Dataset rows about figures:
•••••

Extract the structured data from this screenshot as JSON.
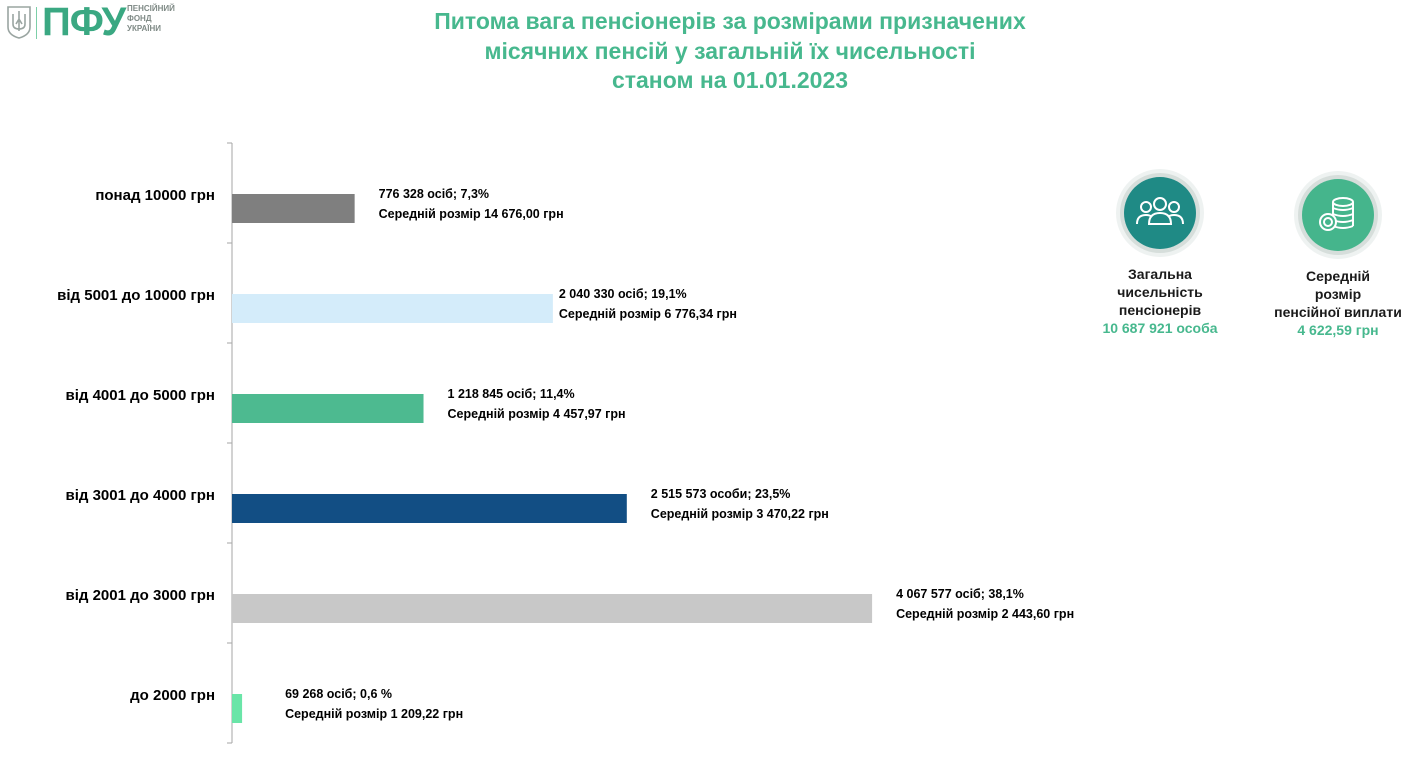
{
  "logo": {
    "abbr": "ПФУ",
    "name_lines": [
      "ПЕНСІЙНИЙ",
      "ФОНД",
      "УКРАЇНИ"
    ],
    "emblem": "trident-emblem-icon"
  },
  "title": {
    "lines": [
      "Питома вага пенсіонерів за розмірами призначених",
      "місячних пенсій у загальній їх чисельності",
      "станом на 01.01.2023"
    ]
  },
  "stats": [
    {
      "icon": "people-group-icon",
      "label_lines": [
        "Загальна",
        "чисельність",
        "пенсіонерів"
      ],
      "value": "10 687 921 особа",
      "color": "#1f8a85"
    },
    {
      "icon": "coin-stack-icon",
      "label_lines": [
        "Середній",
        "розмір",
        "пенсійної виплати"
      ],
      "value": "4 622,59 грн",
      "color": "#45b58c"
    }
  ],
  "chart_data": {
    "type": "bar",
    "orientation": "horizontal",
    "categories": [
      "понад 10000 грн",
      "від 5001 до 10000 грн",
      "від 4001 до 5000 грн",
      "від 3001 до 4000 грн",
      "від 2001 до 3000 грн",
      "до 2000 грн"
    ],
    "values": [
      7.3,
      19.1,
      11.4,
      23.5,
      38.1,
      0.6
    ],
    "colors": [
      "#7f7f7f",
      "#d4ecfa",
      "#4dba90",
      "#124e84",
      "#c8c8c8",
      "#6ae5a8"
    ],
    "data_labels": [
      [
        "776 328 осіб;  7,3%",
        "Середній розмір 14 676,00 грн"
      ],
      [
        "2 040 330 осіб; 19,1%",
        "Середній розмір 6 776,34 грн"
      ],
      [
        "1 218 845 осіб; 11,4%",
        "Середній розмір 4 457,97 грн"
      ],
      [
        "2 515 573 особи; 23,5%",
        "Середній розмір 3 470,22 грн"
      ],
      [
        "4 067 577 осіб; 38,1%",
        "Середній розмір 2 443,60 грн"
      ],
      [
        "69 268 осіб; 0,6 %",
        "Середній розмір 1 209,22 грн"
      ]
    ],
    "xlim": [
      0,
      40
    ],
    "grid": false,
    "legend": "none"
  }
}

•••••

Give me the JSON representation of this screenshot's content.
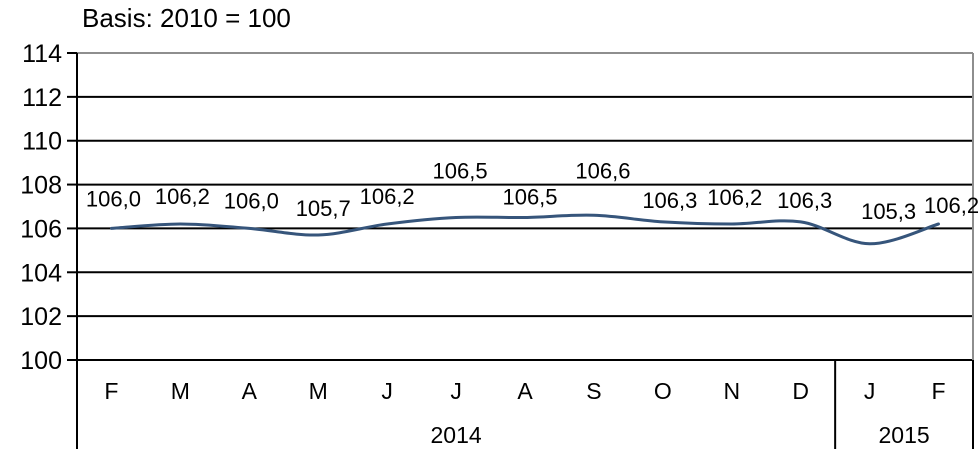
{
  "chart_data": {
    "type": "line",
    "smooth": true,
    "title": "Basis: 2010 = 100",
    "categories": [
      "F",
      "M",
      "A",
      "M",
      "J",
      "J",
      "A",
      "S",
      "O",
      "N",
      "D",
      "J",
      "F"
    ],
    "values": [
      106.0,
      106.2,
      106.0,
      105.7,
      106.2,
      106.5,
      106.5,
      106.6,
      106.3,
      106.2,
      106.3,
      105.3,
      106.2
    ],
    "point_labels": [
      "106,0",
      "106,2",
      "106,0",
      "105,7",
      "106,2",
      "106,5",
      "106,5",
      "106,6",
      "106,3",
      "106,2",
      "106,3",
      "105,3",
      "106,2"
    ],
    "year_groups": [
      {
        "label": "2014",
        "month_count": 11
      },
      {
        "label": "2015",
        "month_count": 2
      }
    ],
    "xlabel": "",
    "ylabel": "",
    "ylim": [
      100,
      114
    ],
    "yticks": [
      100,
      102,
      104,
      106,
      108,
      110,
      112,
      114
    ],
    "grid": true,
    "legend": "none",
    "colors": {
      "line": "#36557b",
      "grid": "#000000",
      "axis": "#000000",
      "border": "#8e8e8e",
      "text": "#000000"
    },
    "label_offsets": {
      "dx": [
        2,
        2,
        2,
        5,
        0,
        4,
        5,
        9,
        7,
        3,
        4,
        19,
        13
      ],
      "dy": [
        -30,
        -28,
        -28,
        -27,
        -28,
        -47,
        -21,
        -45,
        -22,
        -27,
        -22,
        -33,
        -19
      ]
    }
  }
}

•••••

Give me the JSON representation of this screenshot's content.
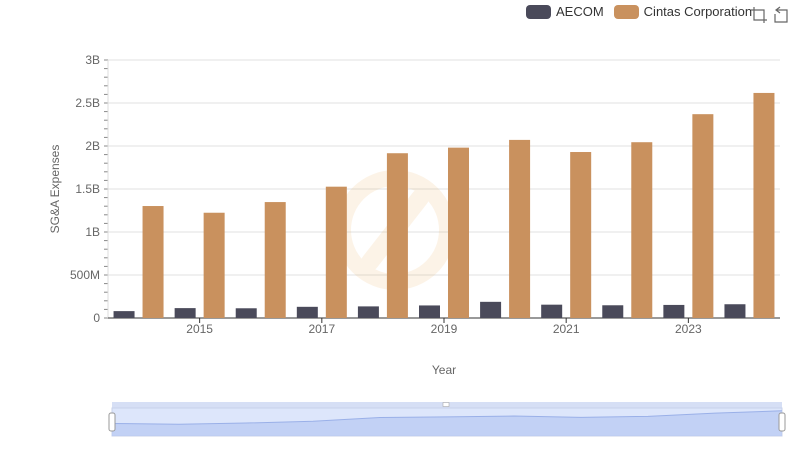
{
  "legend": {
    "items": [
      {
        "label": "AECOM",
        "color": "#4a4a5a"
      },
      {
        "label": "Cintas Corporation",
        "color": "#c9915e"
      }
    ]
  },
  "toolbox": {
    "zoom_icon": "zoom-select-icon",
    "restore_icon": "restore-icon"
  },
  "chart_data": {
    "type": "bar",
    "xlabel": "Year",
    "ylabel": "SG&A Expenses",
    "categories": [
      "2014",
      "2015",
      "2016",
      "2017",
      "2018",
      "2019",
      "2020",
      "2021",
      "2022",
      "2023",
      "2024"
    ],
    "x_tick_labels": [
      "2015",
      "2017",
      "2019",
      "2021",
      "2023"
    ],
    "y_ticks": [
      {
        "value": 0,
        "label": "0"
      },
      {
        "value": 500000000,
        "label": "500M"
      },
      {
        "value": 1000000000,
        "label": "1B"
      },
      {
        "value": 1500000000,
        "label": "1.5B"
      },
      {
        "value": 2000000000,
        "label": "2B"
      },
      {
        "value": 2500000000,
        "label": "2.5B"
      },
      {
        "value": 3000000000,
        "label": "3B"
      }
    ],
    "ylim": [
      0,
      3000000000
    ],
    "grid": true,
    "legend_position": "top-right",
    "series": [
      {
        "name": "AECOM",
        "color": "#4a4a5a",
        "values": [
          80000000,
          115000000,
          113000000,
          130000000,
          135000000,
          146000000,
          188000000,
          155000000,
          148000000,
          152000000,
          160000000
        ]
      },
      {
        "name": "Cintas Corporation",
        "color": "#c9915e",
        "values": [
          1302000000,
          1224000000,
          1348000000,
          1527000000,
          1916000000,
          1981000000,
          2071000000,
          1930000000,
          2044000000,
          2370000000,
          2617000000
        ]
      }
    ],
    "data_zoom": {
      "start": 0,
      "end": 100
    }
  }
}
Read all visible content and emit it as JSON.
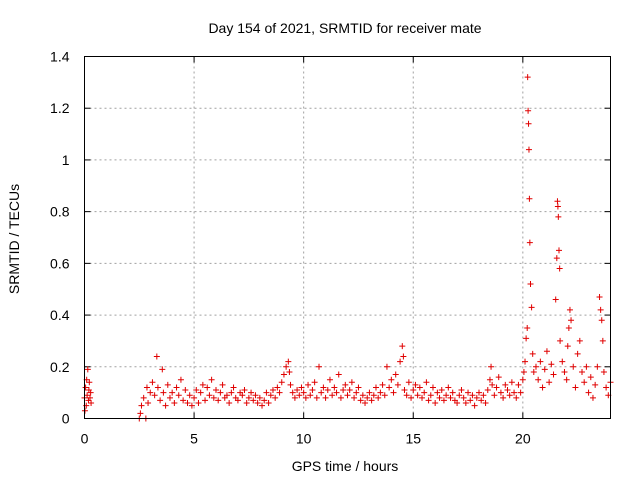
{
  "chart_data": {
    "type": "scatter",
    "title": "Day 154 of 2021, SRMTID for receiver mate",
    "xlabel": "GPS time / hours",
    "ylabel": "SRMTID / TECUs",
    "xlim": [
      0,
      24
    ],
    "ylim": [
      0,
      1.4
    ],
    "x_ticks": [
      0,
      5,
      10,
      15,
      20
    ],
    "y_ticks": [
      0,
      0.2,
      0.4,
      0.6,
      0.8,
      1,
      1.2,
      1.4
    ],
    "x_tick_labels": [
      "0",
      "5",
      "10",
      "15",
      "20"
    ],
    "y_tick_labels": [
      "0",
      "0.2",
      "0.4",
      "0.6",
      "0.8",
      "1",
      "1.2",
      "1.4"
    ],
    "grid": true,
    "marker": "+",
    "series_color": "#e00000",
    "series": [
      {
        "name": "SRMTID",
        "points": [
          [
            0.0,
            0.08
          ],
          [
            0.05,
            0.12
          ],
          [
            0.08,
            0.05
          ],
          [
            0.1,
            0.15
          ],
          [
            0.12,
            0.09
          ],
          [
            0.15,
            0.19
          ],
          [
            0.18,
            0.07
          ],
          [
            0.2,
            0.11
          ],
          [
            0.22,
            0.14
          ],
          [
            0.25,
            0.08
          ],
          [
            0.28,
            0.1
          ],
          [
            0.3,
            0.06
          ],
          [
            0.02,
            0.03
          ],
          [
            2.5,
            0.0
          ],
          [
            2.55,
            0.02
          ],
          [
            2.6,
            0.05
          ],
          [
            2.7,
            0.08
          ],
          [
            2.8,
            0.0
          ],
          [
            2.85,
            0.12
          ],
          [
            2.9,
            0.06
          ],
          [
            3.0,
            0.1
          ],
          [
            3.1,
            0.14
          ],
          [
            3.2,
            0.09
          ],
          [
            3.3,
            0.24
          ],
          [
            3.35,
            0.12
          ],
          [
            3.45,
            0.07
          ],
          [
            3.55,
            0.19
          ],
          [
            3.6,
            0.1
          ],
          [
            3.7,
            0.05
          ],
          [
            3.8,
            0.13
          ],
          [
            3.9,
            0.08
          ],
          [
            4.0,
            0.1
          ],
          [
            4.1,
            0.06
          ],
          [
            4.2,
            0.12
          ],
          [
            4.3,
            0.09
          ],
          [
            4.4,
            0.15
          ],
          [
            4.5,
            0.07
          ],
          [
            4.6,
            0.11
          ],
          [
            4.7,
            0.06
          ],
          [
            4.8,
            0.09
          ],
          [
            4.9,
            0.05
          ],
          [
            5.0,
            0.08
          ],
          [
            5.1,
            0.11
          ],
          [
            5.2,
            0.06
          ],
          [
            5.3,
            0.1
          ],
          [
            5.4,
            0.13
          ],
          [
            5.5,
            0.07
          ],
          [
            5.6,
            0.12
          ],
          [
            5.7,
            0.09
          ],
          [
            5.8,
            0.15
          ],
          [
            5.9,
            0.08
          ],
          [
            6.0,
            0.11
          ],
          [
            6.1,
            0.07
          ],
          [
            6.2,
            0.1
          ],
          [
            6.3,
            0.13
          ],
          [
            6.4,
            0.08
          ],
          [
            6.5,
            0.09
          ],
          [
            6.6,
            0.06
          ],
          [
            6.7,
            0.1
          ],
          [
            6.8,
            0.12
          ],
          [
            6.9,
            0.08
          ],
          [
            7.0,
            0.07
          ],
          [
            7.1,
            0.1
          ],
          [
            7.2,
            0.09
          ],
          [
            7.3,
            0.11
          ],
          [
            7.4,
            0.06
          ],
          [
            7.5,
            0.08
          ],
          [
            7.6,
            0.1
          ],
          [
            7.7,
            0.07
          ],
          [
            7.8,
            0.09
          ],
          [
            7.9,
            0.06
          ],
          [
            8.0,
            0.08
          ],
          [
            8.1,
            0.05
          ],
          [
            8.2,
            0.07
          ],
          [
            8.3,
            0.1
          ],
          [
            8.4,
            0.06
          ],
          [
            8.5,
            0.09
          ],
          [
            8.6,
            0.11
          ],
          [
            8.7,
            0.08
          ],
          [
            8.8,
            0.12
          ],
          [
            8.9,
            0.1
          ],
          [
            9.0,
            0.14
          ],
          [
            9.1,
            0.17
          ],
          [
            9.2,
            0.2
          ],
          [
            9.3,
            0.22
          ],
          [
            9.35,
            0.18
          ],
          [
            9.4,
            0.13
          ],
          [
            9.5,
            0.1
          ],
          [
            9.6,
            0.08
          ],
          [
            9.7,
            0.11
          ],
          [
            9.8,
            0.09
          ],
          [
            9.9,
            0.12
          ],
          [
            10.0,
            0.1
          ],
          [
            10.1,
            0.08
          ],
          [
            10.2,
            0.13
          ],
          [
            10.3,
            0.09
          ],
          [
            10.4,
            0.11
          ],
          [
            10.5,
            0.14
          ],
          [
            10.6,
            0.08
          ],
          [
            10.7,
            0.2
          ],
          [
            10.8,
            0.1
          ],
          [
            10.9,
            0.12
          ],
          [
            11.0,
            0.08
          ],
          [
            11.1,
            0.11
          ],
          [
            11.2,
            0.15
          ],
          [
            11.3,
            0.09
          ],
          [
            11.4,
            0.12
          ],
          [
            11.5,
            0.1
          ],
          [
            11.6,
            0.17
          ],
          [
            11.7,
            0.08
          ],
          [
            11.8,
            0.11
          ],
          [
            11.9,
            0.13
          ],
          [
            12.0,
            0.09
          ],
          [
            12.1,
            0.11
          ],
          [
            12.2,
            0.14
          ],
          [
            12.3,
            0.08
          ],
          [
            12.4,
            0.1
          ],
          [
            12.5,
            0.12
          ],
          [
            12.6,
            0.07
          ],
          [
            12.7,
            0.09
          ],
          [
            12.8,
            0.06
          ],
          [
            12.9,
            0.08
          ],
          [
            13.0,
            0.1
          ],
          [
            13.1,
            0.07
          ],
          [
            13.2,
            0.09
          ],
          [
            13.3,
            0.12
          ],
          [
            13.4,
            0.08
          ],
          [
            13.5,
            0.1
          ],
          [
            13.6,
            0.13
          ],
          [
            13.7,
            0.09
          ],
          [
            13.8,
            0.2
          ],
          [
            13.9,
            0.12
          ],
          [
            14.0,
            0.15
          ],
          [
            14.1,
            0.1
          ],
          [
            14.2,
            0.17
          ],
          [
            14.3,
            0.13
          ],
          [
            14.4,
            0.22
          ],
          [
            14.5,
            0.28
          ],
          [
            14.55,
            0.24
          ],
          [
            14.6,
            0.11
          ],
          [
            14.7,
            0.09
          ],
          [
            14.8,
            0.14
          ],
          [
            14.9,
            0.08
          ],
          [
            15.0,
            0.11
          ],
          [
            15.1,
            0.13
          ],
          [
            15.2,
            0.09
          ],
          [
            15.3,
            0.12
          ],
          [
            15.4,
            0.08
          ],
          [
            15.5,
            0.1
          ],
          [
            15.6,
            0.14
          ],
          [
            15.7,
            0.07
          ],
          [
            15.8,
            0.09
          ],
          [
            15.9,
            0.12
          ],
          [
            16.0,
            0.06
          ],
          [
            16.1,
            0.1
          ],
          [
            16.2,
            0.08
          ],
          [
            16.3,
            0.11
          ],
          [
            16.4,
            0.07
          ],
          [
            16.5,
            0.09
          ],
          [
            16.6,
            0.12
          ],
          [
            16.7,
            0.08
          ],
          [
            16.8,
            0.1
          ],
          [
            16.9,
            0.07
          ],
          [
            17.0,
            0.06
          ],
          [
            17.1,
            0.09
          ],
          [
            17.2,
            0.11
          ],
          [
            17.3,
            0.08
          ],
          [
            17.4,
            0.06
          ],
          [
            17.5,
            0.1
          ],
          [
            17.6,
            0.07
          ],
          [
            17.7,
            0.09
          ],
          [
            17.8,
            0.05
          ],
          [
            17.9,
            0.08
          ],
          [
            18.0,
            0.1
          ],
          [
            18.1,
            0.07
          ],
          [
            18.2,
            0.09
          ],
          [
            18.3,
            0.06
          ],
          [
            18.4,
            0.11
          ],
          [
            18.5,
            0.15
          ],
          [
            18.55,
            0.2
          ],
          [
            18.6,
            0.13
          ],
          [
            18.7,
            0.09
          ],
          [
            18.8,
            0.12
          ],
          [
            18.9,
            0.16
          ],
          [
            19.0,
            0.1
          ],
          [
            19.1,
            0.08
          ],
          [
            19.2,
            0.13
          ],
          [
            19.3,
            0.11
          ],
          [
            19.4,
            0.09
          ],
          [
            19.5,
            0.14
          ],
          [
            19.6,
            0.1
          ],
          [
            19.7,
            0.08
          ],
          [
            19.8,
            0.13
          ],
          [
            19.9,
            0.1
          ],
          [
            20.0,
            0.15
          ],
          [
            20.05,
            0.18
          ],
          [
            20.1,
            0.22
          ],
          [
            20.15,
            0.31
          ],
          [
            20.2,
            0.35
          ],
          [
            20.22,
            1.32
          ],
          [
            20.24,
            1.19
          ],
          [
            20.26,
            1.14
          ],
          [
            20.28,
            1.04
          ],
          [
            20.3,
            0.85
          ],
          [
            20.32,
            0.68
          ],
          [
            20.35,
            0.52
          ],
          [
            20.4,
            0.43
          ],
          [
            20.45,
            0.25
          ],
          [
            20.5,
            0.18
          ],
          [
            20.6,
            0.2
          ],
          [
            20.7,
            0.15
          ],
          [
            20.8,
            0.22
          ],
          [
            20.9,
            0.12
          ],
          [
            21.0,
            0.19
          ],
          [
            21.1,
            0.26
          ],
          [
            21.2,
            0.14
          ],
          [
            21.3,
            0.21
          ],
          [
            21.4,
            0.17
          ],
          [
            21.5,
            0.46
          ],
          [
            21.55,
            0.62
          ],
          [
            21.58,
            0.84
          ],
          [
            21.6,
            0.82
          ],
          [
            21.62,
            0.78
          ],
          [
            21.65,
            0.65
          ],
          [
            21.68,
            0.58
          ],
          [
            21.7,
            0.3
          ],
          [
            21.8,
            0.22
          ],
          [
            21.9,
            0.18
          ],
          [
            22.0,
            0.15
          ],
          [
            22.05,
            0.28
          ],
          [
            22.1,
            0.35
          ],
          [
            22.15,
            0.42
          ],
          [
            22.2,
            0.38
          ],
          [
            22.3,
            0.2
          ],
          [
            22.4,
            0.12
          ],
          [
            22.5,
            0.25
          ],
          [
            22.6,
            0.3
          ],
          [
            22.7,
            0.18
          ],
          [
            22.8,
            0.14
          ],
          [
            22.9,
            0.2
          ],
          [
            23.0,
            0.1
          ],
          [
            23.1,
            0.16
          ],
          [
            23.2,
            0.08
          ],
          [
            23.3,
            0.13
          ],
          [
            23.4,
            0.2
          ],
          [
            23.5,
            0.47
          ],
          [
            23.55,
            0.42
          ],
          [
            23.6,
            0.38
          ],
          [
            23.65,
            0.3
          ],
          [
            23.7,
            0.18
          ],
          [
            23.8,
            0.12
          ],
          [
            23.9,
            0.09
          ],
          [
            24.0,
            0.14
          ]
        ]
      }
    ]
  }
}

•••••

Written problem: Only the number is wanted: how many lines of the material above include the word "Середній"?

Written response: 7